Instruction
Please report every line from the material that contains the word "Primary".

[Stored data entries]
§ §

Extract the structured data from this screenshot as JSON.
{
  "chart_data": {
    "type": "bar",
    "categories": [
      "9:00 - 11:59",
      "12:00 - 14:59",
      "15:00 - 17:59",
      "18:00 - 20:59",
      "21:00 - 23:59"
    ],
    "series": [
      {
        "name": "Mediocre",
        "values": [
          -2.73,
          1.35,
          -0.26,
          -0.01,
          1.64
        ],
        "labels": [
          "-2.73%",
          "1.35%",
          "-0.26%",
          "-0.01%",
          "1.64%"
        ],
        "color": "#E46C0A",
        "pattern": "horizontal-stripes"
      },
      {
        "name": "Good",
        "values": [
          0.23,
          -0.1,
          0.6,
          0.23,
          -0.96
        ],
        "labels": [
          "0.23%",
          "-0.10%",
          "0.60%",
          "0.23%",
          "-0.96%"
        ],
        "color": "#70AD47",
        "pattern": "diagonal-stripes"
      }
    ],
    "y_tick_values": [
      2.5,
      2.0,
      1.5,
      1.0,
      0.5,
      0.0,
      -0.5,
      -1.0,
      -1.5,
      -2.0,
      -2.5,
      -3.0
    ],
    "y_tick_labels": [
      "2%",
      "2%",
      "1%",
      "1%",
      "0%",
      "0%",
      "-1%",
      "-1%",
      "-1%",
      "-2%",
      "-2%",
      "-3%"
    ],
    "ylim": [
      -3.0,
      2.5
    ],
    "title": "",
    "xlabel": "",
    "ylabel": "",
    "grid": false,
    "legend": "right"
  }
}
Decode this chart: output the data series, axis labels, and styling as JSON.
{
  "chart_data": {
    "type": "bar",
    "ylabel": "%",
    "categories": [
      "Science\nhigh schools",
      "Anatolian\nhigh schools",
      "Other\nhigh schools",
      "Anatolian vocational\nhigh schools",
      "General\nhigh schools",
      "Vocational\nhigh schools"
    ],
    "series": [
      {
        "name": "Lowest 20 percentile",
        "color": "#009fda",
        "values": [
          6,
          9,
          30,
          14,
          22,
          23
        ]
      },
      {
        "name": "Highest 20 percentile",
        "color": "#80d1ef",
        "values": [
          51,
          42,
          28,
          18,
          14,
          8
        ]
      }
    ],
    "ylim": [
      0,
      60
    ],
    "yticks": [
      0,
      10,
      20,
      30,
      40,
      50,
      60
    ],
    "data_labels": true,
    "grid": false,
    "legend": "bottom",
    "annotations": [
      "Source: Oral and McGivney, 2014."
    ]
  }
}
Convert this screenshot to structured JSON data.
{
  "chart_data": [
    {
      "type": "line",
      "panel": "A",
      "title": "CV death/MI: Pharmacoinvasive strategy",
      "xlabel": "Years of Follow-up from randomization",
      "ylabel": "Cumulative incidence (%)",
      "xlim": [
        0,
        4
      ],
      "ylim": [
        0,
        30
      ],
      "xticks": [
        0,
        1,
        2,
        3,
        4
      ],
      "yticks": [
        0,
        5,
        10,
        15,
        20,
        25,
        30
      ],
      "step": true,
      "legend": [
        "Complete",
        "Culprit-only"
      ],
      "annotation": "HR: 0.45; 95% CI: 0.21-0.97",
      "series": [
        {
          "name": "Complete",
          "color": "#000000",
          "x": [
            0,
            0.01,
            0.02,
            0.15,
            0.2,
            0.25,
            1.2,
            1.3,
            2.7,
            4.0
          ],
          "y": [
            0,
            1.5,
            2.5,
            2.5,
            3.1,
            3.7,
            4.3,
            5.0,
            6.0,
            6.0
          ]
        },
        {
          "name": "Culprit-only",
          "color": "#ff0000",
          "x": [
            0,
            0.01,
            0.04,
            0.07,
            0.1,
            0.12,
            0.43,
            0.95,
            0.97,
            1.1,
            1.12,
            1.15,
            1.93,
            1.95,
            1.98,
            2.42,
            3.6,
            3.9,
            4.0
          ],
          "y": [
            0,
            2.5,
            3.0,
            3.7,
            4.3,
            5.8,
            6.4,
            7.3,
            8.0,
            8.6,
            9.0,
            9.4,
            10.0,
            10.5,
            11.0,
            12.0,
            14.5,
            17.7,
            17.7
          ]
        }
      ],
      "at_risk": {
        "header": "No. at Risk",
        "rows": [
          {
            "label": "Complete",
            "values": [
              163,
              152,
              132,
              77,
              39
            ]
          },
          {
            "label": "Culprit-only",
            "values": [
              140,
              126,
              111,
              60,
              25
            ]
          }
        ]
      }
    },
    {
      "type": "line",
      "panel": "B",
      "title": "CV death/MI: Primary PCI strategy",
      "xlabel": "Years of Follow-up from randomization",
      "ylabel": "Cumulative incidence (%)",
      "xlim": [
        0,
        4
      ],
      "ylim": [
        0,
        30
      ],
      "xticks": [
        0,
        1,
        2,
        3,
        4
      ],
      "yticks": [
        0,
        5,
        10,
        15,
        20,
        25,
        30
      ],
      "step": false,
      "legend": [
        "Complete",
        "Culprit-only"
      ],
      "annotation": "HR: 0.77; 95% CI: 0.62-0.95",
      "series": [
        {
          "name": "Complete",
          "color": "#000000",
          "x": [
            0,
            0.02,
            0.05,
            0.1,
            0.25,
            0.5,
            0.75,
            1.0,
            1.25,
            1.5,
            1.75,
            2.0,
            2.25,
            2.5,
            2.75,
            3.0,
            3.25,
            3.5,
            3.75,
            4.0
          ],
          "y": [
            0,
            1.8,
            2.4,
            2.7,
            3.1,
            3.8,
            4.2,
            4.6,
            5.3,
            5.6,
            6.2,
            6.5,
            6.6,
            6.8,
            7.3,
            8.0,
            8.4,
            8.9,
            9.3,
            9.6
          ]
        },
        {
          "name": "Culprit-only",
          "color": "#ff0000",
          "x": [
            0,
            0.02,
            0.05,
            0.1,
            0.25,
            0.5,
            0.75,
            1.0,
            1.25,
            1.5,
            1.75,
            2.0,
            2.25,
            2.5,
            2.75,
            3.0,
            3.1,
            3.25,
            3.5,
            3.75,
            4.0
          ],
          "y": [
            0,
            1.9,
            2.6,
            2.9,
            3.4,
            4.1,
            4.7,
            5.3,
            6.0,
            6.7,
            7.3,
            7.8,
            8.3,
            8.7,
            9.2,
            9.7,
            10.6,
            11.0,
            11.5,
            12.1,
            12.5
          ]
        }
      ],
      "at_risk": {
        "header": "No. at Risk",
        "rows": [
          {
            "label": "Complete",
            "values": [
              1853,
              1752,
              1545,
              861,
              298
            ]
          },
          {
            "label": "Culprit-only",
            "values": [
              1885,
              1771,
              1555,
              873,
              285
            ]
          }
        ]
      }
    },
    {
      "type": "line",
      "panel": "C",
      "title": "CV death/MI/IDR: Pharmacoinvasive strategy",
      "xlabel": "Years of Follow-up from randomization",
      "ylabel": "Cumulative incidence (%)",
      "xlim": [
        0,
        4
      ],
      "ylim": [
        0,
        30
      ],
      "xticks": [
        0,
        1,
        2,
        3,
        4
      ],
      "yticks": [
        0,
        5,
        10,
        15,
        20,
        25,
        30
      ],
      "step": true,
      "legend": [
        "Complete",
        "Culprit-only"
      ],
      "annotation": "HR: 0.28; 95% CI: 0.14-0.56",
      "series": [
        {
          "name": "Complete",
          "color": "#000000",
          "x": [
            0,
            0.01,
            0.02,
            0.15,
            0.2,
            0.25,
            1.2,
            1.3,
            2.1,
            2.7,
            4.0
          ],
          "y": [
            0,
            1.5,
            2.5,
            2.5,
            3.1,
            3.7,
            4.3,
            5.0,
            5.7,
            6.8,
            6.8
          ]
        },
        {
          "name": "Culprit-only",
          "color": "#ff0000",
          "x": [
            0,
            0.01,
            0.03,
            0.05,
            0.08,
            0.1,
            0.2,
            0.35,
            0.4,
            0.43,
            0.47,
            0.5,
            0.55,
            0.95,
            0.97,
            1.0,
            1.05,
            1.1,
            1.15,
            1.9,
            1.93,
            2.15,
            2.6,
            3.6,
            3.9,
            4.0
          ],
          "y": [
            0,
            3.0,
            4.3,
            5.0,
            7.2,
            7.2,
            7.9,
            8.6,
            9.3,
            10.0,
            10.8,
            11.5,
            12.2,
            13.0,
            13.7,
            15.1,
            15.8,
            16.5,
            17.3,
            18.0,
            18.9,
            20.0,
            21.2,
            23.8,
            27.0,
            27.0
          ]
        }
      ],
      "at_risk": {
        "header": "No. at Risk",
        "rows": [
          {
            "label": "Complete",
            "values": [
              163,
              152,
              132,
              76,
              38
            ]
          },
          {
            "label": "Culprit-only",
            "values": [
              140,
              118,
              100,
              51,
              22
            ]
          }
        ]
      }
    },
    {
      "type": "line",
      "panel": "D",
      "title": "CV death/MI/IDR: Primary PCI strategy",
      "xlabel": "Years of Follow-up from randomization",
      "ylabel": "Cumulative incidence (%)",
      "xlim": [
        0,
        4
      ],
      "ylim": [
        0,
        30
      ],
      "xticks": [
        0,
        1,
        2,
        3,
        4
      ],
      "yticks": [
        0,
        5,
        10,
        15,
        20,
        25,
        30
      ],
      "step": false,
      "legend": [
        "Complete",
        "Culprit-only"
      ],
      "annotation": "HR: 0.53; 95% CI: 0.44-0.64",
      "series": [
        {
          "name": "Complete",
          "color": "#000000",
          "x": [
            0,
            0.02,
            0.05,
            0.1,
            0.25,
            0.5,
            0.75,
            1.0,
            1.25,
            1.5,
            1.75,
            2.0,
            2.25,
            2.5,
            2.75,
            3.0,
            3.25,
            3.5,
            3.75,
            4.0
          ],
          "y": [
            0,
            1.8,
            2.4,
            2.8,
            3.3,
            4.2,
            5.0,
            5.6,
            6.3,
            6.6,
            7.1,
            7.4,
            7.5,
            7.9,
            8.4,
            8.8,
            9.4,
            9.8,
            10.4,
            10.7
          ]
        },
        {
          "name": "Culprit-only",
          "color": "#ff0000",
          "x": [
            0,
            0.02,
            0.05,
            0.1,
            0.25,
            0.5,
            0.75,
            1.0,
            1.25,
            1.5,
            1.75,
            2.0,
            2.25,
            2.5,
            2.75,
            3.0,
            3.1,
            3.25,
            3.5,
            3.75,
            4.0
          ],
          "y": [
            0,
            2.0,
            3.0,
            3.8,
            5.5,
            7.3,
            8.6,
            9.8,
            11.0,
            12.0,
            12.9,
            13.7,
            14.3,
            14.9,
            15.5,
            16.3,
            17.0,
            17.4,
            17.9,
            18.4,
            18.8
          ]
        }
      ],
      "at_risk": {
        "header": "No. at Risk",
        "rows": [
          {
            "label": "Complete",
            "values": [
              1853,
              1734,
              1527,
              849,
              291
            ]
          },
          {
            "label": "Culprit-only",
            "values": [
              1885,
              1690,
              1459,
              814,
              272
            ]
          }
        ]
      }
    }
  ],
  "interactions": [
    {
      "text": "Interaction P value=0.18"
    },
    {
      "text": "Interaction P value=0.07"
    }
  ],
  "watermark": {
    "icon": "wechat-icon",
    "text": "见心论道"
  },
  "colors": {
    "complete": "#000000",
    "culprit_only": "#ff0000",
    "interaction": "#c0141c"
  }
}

§ §

Answer for the task
      "title": "CV death/MI: Primary PCI strategy",
      "title": "CV death/MI/IDR: Primary PCI strategy",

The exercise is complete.